Task to carry out: Search the material for the string "ylabel" and copy each line where it occurs.

Provided records:
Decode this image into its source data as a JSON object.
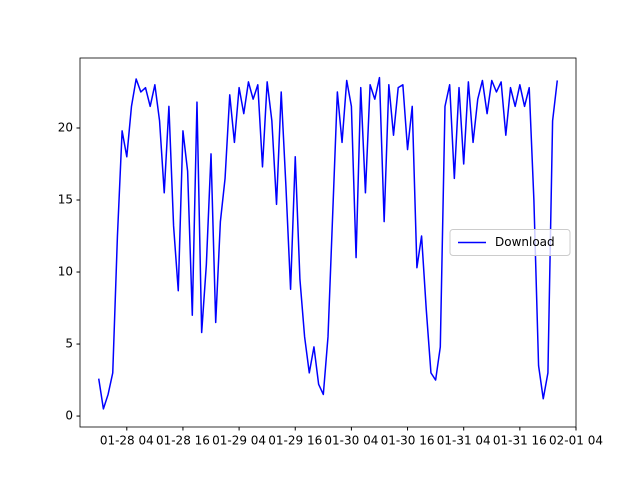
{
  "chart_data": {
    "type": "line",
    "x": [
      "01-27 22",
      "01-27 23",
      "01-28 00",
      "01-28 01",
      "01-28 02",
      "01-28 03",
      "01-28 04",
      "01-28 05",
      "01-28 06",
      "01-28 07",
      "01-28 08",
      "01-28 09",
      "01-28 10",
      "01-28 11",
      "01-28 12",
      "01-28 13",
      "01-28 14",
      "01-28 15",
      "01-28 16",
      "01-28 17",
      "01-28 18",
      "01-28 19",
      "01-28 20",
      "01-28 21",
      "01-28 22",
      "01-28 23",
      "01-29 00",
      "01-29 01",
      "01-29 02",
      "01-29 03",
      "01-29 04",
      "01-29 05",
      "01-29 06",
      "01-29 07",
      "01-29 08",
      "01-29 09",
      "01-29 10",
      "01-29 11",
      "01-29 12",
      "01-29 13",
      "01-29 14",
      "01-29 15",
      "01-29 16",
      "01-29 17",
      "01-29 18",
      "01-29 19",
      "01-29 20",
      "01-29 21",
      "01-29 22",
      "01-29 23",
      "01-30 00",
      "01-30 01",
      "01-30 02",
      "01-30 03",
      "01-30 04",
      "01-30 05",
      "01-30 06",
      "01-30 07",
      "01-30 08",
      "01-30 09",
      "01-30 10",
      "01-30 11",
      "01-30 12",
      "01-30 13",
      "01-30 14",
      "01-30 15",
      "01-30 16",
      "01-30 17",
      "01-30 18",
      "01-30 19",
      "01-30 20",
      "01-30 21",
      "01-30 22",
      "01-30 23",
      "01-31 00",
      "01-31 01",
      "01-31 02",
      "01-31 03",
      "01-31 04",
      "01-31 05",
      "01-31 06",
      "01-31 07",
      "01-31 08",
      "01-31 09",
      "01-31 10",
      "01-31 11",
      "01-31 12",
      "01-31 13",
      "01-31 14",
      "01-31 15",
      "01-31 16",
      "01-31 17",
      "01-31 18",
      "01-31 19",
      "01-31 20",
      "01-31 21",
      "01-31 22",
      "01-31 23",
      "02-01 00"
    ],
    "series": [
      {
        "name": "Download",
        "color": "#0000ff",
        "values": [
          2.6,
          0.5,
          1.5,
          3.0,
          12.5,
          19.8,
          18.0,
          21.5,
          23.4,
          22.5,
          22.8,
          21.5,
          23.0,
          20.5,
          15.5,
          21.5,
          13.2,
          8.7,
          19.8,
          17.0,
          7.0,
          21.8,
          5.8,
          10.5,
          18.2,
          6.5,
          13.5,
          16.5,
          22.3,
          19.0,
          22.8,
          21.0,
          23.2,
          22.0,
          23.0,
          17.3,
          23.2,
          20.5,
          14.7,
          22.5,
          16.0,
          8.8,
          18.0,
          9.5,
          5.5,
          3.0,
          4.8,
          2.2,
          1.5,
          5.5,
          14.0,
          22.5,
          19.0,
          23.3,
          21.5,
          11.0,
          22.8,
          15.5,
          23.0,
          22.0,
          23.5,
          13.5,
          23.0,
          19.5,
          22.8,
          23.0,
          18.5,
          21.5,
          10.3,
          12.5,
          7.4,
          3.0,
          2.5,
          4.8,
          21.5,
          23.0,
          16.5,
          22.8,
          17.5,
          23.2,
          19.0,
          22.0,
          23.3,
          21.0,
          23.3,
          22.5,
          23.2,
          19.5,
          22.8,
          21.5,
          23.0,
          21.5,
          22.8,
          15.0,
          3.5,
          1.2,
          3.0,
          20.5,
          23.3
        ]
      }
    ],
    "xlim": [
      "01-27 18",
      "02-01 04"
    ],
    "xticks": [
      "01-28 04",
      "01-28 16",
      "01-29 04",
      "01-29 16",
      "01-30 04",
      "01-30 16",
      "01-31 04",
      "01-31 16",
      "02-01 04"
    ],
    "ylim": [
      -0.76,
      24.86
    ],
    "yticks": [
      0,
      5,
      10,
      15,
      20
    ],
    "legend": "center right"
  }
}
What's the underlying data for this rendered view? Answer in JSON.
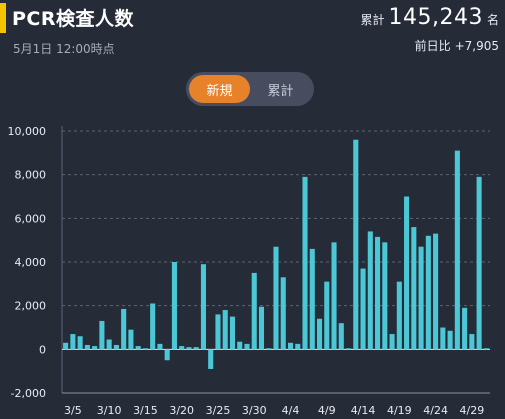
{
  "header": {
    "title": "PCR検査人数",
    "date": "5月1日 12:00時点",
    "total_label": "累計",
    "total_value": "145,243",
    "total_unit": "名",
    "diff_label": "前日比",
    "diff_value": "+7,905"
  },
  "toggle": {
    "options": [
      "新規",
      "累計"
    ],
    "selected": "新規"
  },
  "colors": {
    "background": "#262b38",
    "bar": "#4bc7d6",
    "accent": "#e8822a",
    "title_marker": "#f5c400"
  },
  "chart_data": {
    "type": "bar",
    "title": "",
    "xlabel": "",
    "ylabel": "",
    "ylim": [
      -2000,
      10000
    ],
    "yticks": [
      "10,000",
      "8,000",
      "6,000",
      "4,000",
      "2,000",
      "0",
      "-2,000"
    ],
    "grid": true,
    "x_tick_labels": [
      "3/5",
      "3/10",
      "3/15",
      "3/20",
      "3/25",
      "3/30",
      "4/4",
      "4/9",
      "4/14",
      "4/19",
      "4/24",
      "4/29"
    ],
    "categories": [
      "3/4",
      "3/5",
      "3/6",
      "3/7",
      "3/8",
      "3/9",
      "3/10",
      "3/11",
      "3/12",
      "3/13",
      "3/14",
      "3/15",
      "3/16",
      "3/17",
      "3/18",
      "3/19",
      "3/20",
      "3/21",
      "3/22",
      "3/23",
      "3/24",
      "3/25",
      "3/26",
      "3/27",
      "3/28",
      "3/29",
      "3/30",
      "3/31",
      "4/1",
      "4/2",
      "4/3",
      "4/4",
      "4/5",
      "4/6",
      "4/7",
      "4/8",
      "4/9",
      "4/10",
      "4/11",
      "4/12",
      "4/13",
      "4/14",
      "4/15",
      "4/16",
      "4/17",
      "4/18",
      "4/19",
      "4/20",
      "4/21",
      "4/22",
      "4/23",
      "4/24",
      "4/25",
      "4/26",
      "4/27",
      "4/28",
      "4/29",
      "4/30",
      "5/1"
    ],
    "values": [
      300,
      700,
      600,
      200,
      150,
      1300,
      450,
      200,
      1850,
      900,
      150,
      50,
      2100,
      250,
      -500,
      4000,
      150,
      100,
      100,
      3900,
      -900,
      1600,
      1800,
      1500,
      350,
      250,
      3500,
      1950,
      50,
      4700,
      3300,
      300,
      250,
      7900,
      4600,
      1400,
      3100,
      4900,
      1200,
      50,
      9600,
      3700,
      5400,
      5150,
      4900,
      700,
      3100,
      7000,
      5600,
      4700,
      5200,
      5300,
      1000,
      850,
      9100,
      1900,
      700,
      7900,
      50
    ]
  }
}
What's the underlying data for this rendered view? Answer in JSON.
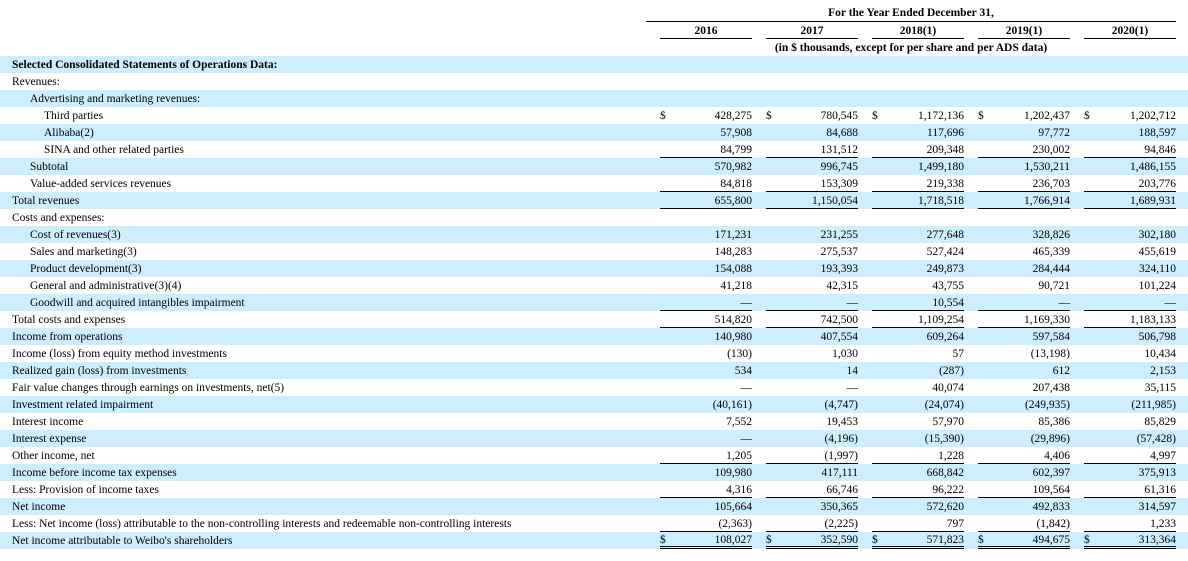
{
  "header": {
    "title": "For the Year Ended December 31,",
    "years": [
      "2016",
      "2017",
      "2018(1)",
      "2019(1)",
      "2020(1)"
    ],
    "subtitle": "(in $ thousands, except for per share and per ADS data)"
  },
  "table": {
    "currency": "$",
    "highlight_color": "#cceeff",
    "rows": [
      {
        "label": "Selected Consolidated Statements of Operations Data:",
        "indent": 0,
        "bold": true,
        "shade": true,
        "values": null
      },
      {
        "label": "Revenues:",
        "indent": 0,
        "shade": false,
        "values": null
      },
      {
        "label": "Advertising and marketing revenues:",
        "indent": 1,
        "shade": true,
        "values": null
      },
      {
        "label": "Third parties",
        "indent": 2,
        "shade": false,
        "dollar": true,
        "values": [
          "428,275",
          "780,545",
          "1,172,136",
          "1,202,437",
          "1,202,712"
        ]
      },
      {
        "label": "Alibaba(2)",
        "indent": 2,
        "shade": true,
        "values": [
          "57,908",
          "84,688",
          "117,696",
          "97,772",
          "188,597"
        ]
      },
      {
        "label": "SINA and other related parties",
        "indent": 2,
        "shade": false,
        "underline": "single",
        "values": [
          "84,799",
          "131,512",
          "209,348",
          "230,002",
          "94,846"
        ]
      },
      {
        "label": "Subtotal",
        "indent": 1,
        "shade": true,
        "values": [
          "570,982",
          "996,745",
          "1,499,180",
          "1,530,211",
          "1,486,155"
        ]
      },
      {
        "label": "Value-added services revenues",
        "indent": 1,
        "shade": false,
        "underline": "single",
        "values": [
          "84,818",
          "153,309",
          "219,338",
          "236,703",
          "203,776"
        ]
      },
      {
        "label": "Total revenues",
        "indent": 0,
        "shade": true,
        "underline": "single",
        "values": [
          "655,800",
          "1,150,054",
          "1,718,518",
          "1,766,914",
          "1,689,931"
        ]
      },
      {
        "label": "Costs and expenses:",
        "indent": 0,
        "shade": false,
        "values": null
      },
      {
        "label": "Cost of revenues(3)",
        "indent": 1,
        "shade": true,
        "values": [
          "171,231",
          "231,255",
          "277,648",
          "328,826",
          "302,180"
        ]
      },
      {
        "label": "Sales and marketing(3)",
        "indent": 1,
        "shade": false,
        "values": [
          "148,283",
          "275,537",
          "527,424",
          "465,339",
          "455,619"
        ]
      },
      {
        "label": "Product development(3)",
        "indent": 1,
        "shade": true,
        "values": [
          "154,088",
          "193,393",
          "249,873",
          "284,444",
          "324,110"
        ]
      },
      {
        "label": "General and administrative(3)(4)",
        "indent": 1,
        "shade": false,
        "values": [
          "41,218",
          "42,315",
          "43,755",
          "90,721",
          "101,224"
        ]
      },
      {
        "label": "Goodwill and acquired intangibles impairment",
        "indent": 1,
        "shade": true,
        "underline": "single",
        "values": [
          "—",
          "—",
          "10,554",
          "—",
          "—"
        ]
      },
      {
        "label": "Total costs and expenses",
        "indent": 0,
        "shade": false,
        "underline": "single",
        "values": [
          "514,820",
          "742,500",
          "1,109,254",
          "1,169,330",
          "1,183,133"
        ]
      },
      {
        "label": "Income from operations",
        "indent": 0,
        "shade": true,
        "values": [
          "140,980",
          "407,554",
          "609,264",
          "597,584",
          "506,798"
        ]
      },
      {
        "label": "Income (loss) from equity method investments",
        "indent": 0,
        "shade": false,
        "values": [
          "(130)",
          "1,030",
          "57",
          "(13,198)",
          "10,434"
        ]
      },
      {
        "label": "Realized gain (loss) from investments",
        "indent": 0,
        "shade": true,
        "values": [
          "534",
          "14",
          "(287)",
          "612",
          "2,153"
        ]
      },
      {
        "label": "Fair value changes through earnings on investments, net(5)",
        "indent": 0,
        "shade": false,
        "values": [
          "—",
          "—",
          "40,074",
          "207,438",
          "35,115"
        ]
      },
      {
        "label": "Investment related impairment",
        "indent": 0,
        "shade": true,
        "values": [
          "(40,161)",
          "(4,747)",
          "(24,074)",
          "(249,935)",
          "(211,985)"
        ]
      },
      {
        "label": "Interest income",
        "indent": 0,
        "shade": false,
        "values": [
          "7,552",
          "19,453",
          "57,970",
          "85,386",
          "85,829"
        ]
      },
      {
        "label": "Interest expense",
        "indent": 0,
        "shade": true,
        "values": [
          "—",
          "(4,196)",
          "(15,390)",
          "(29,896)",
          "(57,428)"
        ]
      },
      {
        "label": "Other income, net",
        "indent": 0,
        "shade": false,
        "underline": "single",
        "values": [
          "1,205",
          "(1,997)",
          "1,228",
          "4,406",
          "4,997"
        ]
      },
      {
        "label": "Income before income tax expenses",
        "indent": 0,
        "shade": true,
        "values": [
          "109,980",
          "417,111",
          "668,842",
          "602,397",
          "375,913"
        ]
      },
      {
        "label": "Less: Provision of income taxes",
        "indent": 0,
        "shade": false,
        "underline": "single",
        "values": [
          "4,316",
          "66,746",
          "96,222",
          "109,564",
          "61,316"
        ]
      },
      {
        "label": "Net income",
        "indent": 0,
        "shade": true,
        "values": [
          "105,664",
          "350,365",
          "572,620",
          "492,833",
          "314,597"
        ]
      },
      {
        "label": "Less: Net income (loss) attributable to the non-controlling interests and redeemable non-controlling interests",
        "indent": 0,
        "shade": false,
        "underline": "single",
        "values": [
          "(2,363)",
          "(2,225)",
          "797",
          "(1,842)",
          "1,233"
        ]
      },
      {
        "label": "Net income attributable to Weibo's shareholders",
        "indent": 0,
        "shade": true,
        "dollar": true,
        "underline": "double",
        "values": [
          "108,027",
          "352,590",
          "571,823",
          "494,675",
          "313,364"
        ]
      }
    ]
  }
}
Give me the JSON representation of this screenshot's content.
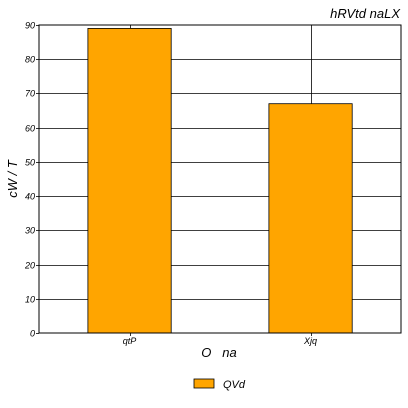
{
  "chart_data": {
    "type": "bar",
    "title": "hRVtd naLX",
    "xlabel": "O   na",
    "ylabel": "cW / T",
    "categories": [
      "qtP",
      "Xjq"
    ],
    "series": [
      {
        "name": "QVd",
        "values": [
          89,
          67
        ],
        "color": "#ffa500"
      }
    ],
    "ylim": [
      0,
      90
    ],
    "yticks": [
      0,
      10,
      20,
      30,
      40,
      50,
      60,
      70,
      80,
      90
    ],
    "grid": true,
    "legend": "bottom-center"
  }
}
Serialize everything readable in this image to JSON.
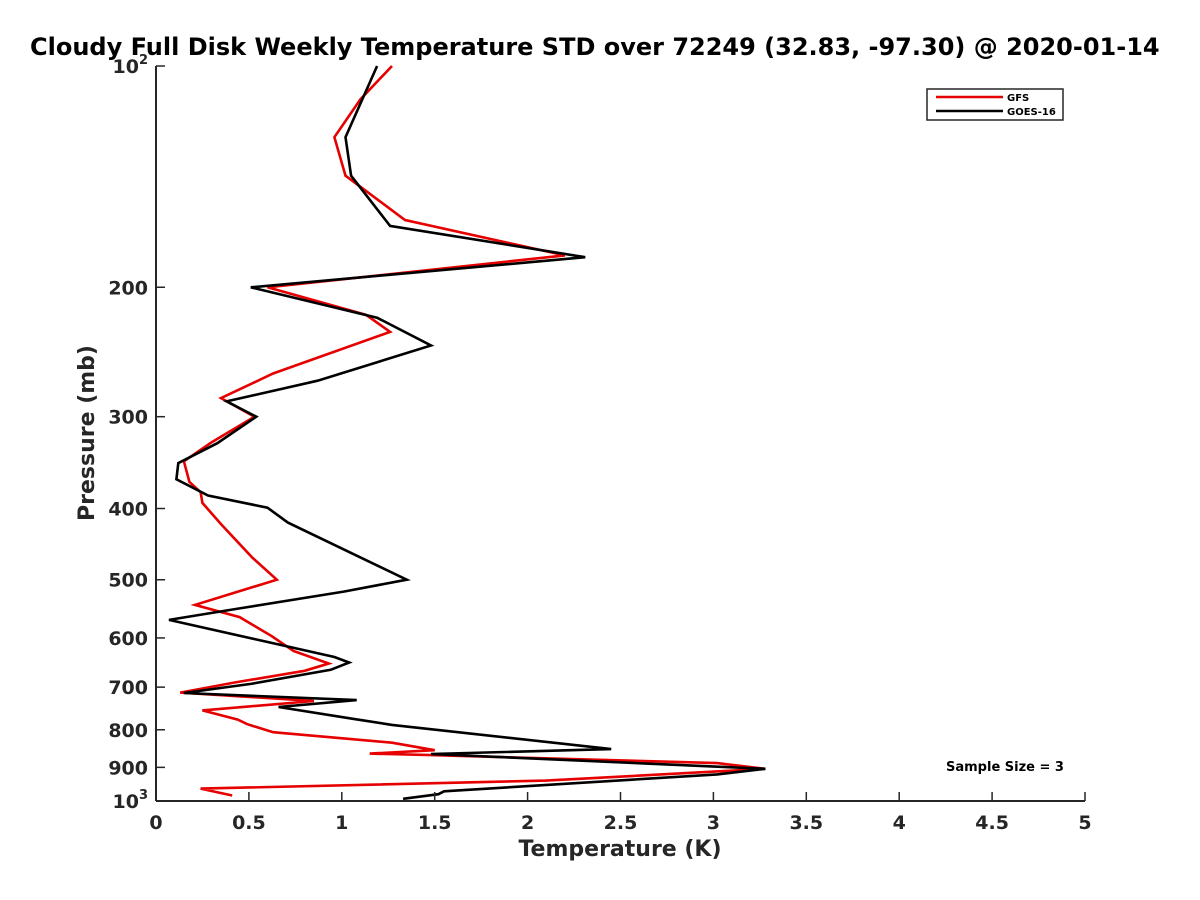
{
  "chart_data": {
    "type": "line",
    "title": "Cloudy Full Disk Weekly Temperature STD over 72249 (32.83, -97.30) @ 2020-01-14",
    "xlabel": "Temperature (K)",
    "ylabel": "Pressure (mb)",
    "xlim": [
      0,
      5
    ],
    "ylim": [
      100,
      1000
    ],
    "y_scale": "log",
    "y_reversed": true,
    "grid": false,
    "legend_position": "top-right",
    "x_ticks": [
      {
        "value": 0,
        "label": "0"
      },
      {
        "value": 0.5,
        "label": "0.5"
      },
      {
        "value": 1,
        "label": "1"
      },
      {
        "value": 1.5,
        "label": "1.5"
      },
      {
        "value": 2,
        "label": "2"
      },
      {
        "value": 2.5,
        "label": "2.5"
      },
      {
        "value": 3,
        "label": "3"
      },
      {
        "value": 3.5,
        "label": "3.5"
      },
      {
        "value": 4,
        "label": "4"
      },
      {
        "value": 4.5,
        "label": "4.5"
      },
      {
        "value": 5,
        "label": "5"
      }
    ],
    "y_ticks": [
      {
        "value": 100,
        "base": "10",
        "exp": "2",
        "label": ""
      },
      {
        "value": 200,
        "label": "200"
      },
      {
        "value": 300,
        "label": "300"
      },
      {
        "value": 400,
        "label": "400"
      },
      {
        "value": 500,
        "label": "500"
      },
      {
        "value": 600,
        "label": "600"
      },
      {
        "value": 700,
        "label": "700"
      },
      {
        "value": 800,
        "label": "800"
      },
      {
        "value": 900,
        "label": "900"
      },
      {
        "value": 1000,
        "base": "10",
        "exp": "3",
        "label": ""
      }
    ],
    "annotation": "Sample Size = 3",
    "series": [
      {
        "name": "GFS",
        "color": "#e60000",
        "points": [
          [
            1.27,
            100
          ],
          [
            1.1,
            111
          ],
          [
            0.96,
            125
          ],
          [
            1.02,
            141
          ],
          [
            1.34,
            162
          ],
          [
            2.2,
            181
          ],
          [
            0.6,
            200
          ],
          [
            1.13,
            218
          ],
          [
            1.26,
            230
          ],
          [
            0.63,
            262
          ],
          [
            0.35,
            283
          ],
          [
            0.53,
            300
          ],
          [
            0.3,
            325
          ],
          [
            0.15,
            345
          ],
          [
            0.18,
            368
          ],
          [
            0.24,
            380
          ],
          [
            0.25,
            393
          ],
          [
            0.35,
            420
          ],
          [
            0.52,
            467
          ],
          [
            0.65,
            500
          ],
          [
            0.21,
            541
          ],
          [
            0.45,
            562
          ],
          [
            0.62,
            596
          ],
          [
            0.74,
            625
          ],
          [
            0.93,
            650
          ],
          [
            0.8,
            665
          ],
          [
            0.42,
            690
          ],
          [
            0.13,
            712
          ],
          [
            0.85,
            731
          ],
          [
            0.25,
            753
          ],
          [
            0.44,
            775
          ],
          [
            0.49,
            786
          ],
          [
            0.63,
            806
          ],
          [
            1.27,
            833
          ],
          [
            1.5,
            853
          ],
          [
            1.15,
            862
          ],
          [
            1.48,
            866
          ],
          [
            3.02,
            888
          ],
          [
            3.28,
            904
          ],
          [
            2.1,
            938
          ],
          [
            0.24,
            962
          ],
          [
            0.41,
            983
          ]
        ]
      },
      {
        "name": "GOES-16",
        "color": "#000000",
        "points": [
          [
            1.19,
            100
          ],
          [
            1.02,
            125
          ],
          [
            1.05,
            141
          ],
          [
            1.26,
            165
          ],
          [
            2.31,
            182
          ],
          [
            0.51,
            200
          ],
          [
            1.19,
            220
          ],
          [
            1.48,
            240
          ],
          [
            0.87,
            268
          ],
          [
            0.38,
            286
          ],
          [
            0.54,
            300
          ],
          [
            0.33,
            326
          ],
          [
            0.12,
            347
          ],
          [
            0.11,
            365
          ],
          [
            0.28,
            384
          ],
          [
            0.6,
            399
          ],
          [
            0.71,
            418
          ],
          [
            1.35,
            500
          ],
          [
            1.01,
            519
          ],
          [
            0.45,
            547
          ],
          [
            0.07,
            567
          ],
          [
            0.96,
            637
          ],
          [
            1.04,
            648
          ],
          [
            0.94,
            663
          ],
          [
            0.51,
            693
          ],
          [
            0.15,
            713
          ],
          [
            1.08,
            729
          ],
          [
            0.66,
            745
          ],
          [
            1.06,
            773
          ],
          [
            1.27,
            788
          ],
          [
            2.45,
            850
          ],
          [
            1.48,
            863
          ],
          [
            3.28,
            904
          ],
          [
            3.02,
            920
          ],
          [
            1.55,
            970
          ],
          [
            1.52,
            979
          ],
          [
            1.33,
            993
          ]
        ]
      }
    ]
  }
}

Written answer:
    "ylabel": "",
    "ylabel": "cW / T",
    "ylabel": "Pressure (mb)",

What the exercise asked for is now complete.